Entries taken from a collection
=-=-=
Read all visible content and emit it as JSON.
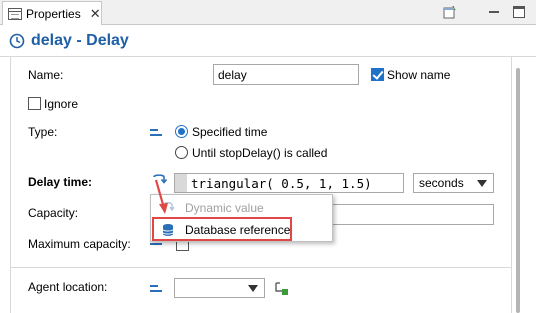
{
  "tab": {
    "label": "Properties",
    "close_glyph": "✕"
  },
  "toolbar": {
    "icons": [
      "new-view-icon",
      "minimize-icon",
      "maximize-icon"
    ]
  },
  "header": {
    "title": "delay - Delay",
    "icon": "clock-icon",
    "title_color": "#1f5fa8"
  },
  "form": {
    "name": {
      "label": "Name:",
      "value": "delay"
    },
    "show_name": {
      "label": "Show name",
      "checked": true
    },
    "ignore": {
      "label": "Ignore",
      "checked": false
    },
    "type": {
      "label": "Type:",
      "options": [
        {
          "label": "Specified time",
          "selected": true
        },
        {
          "label": "Until stopDelay() is called",
          "selected": false
        }
      ]
    },
    "delay_time": {
      "label": "Delay time:",
      "expression": "triangular( 0.5, 1, 1.5)",
      "unit": "seconds"
    },
    "capacity": {
      "label": "Capacity:"
    },
    "maximum_capacity": {
      "label": "Maximum capacity:"
    },
    "agent_location": {
      "label": "Agent location:"
    }
  },
  "popup_menu": {
    "items": [
      {
        "label": "Dynamic value",
        "disabled": true
      },
      {
        "label": "Database reference",
        "disabled": false,
        "highlighted": true
      }
    ]
  },
  "colors": {
    "accent": "#1e72c8",
    "highlight_border": "#e04848",
    "link_icon": "#2a6fb8"
  }
}
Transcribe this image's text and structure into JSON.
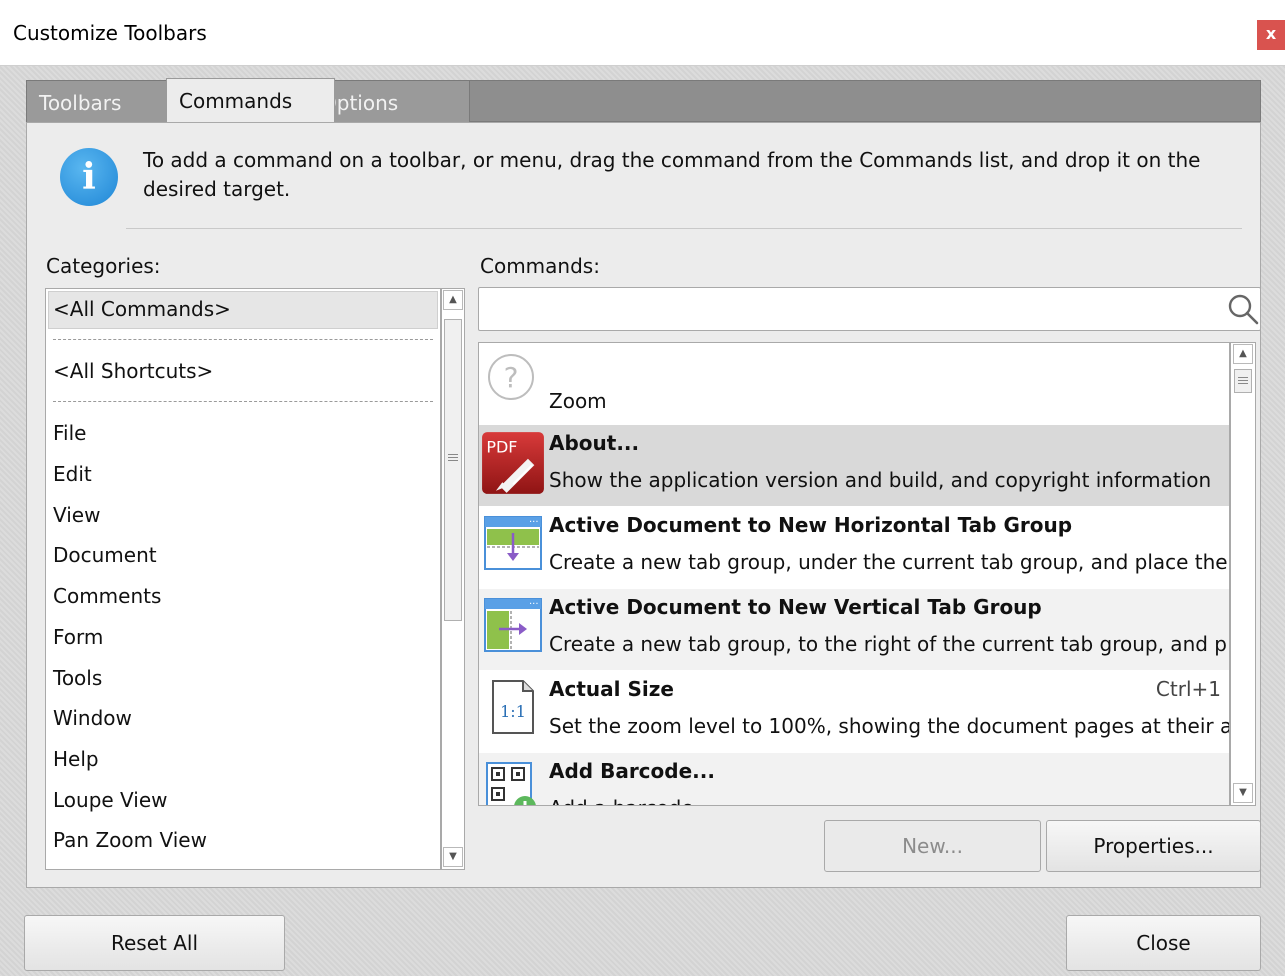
{
  "window": {
    "title": "Customize Toolbars",
    "close_glyph": "x",
    "close_color": "#d9534f"
  },
  "tabs": [
    {
      "label": "Toolbars",
      "active": false
    },
    {
      "label": "Commands",
      "active": true
    },
    {
      "label": "Options",
      "active": false
    }
  ],
  "info": {
    "icon": "info-icon",
    "icon_glyph": "i",
    "text": "To add a command on a toolbar, or menu, drag the command from the Commands list, and drop it on the desired target."
  },
  "categories": {
    "label": "Categories:",
    "selected": "<All Commands>",
    "shortcuts": "<All Shortcuts>",
    "items": [
      "File",
      "Edit",
      "View",
      "Document",
      "Comments",
      "Form",
      "Tools",
      "Window",
      "Help",
      "Loupe View",
      "Pan Zoom View"
    ]
  },
  "commands": {
    "label": "Commands:",
    "search": {
      "value": "",
      "placeholder": ""
    },
    "rows": [
      {
        "title": "",
        "description": "Zoom",
        "shortcut": "",
        "icon": "help-circle-icon"
      },
      {
        "title": "About...",
        "description": "Show the application version and build, and copyright information",
        "shortcut": "",
        "icon": "pdf-logo-icon",
        "selected": true
      },
      {
        "title": "Active Document to New Horizontal Tab Group",
        "description": "Create a new tab group, under the current tab group, and place the",
        "shortcut": "",
        "icon": "horizontal-tab-group-icon"
      },
      {
        "title": "Active Document to New Vertical Tab Group",
        "description": "Create a new tab group, to the right of the current tab group, and p",
        "shortcut": "",
        "icon": "vertical-tab-group-icon"
      },
      {
        "title": "Actual Size",
        "description": "Set the zoom level to 100%, showing the document pages at their a",
        "shortcut": "Ctrl+1",
        "icon": "actual-size-icon"
      },
      {
        "title": "Add Barcode...",
        "description": "Add a barcode",
        "shortcut": "",
        "icon": "add-barcode-icon"
      }
    ]
  },
  "buttons": {
    "new": "New...",
    "properties": "Properties...",
    "reset_all": "Reset All",
    "close": "Close"
  }
}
=-=-=
■ INSTRUCTIONS TO FOLLOW ■
Only a number is wanted: how many lines contain "false"?

■ CORRECT OUTPUT ■
5